__Work to do__
Report how many lines of the records below include the word "time". Give nothing but the number.

__Rows__
-*-*-
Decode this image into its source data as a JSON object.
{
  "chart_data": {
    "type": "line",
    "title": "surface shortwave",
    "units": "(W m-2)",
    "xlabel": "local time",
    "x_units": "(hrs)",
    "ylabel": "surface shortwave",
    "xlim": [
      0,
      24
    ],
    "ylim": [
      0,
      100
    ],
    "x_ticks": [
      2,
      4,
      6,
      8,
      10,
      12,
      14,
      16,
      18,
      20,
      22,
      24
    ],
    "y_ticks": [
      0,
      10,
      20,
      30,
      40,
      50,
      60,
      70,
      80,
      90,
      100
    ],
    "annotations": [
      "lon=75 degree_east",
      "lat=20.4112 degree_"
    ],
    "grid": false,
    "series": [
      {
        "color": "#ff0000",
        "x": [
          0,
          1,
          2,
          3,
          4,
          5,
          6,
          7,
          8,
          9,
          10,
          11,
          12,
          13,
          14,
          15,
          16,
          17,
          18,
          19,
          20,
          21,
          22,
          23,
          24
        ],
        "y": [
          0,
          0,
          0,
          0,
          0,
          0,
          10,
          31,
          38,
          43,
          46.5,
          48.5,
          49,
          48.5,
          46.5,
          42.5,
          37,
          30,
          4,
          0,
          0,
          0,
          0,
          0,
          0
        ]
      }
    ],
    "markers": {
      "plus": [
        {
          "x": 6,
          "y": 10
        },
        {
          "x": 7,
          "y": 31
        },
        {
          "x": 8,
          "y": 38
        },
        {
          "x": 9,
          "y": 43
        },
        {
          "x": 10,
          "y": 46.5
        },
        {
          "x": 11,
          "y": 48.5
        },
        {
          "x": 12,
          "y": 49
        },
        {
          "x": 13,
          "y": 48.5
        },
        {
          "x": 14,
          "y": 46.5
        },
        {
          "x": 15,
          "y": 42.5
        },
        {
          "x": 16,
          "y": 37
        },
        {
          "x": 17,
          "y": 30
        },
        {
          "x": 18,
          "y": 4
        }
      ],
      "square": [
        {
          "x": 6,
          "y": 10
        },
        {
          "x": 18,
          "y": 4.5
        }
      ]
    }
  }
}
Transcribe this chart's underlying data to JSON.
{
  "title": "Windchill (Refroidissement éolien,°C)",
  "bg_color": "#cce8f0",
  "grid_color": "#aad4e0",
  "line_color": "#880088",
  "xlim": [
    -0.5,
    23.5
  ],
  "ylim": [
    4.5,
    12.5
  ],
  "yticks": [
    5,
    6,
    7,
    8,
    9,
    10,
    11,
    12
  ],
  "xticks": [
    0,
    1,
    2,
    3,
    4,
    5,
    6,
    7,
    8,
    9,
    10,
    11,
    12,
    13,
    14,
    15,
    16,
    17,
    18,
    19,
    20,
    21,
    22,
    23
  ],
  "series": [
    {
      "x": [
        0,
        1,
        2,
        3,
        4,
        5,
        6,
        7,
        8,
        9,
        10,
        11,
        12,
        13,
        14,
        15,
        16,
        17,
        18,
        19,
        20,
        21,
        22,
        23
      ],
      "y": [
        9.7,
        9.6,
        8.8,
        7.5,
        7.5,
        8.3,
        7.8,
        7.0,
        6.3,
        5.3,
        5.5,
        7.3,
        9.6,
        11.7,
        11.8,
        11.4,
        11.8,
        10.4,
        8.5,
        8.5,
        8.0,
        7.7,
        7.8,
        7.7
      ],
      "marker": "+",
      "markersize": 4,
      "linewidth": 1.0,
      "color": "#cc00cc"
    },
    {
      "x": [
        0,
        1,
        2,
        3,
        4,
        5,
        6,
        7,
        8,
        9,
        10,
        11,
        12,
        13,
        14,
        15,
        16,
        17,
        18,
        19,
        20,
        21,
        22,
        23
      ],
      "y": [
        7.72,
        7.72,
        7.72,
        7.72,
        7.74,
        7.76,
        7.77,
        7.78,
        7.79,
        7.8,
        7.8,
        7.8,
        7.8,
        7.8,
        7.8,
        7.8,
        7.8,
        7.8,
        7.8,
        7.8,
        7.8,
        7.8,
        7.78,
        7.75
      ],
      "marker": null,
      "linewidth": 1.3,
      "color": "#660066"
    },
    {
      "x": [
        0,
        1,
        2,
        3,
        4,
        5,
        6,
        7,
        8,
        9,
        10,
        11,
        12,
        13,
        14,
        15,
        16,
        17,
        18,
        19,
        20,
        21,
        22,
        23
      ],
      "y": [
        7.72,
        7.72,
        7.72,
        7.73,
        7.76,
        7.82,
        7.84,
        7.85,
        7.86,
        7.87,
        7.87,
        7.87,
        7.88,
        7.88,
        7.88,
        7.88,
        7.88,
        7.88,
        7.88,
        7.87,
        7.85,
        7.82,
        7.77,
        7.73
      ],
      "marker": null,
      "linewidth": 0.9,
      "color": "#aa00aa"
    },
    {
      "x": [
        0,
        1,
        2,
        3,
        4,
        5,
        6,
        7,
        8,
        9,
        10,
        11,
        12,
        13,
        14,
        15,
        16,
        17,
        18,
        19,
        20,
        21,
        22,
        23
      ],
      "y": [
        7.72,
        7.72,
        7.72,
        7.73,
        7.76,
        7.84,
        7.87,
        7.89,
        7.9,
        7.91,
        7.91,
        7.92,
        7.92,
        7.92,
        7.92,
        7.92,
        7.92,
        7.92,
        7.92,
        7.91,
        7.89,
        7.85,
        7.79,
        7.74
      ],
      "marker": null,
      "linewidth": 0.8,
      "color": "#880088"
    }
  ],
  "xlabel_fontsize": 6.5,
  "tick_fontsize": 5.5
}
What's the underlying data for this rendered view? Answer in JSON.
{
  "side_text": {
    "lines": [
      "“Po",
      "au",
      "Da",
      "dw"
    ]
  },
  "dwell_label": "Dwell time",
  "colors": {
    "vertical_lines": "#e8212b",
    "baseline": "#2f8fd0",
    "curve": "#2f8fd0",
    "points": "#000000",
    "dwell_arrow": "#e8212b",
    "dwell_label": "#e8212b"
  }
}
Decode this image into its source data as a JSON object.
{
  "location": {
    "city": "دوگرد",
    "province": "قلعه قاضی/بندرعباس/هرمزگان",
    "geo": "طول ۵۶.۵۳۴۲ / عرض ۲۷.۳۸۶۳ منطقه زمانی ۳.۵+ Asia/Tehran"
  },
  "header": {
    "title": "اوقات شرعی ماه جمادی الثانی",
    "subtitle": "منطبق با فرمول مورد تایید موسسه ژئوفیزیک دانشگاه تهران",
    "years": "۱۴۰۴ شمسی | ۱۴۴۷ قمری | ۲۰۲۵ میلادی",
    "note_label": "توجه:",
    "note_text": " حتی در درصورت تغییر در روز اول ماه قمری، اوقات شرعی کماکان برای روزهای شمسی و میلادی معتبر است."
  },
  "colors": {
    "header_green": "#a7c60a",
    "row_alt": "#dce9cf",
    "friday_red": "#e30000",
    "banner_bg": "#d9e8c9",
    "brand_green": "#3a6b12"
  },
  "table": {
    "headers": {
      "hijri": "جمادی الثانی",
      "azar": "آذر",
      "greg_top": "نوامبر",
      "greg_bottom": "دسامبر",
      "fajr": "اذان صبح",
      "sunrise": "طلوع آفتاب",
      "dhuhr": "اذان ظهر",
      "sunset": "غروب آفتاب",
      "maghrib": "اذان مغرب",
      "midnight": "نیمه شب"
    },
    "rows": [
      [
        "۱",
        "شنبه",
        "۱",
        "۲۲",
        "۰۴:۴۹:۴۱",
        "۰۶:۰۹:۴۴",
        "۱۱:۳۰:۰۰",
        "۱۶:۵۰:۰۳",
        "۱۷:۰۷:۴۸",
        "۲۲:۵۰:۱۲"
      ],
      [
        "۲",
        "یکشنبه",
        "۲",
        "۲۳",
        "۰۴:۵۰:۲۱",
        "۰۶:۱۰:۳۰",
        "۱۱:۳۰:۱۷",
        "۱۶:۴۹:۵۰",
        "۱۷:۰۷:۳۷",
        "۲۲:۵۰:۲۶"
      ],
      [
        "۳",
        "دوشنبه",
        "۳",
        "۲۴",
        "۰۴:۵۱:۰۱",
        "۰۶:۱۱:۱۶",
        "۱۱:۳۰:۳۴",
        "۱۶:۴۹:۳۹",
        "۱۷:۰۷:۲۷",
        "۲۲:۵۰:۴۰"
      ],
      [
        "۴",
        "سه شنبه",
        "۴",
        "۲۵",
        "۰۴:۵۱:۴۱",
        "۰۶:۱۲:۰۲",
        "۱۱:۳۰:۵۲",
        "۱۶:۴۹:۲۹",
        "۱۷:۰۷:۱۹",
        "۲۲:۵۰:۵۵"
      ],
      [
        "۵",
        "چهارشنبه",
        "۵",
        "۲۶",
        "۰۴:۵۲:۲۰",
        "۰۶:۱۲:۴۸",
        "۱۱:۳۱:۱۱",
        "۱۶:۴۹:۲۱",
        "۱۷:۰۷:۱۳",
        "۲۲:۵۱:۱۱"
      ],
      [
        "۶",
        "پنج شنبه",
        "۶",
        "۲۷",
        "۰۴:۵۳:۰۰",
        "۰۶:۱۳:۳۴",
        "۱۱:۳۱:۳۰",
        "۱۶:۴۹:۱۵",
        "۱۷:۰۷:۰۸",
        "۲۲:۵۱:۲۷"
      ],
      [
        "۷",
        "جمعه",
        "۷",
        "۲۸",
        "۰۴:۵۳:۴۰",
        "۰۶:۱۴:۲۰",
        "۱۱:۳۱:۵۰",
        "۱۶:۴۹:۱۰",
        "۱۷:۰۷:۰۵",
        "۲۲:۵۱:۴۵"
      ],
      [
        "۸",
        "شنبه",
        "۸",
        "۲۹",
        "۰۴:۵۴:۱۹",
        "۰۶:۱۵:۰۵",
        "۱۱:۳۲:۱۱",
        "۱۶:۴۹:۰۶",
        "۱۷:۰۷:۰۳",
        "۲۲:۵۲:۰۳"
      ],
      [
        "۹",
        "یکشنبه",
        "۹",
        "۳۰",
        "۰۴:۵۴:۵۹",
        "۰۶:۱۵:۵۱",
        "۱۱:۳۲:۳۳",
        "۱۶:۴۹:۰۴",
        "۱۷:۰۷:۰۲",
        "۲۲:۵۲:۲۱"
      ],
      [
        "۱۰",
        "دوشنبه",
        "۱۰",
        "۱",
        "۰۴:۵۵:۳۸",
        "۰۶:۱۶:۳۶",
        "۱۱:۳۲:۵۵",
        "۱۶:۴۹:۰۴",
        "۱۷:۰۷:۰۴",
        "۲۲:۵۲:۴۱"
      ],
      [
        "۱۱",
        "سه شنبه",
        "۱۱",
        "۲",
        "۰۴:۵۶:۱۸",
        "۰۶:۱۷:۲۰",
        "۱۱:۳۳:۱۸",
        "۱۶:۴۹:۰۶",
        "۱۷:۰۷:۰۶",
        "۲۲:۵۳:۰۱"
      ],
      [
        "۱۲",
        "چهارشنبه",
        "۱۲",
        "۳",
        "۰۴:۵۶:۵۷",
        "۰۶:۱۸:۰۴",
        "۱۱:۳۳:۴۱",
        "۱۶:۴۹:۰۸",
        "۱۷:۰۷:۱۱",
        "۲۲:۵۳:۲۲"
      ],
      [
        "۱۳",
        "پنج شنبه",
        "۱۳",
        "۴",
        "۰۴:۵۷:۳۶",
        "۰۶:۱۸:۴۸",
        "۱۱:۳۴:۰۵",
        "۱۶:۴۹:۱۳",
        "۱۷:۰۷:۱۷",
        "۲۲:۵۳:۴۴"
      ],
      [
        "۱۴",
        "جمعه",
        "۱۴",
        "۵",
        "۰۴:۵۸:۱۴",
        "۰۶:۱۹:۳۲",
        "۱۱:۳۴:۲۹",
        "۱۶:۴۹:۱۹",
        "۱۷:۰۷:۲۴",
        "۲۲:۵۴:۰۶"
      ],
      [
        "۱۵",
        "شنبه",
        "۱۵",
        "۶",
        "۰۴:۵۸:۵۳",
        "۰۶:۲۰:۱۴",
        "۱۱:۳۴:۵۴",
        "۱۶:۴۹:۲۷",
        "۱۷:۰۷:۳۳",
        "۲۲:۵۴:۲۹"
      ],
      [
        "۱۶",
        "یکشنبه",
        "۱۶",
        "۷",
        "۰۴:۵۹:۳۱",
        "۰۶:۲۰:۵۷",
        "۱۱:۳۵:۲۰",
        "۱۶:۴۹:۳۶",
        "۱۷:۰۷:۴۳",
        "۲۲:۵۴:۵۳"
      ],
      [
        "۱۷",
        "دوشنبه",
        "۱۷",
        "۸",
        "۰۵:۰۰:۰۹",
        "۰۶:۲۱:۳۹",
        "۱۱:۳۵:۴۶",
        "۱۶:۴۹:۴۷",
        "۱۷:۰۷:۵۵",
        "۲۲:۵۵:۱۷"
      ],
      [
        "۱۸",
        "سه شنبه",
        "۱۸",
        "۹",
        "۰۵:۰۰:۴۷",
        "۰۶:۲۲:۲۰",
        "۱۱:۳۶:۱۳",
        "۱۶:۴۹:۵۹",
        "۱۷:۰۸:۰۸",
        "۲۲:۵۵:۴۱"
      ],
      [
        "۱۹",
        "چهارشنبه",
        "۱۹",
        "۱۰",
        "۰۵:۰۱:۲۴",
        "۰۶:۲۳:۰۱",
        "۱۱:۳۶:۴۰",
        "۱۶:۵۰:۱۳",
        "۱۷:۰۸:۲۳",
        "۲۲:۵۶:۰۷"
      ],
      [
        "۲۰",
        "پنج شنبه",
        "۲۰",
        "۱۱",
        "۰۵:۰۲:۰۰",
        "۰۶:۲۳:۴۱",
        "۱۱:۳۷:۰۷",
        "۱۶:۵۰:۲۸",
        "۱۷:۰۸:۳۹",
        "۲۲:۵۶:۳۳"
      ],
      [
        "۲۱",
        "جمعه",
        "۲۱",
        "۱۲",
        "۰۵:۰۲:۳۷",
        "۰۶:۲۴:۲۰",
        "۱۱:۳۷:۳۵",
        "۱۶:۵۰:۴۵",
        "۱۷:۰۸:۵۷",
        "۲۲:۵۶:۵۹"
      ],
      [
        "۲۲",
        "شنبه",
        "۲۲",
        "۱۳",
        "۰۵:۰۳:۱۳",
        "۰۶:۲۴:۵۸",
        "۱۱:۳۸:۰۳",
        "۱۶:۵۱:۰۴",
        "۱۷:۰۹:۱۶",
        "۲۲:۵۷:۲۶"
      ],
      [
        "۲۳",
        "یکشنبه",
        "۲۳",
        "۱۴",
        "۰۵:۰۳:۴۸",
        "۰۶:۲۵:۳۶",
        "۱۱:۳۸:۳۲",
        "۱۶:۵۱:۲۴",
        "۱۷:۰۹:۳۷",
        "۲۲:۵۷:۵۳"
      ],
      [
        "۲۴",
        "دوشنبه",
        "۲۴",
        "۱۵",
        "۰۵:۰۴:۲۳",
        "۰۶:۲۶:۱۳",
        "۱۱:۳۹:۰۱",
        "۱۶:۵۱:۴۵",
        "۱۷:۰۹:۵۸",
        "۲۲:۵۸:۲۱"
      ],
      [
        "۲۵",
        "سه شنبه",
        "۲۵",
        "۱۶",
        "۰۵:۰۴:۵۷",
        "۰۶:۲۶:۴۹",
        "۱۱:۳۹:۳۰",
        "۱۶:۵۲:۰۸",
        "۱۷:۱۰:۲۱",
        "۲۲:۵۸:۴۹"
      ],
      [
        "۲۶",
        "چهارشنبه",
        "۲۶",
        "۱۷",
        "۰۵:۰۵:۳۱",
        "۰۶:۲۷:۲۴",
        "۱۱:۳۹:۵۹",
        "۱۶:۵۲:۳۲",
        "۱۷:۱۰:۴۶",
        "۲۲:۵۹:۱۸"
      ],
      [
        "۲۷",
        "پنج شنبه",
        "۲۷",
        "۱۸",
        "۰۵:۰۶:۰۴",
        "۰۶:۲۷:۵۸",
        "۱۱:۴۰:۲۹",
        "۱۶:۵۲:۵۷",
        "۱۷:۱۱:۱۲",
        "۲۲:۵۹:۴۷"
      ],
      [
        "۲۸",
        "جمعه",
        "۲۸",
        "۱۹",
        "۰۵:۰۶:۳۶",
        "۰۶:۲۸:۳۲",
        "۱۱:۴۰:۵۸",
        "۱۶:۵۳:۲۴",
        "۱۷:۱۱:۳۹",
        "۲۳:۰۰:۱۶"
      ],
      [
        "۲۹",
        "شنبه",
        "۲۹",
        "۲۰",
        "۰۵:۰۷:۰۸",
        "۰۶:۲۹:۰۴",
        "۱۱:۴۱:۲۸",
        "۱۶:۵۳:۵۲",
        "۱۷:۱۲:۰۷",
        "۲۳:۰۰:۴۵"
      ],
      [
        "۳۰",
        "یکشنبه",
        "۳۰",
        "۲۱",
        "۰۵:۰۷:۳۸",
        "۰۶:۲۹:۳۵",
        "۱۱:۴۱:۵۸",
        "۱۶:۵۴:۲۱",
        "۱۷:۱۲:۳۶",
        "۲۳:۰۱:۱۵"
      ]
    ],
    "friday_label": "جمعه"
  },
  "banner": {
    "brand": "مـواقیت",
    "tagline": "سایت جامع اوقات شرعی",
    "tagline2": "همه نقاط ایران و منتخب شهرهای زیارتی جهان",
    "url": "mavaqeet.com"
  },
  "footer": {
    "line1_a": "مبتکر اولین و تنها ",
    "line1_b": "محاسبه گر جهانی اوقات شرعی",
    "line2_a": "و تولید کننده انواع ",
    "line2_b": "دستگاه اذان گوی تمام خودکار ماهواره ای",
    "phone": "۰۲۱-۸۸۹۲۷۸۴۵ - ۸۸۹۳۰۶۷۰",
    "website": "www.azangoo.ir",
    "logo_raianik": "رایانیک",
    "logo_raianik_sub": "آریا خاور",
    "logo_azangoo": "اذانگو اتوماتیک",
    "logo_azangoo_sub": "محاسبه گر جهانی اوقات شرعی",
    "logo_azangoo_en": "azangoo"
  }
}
-*-*-
__Complete response__
2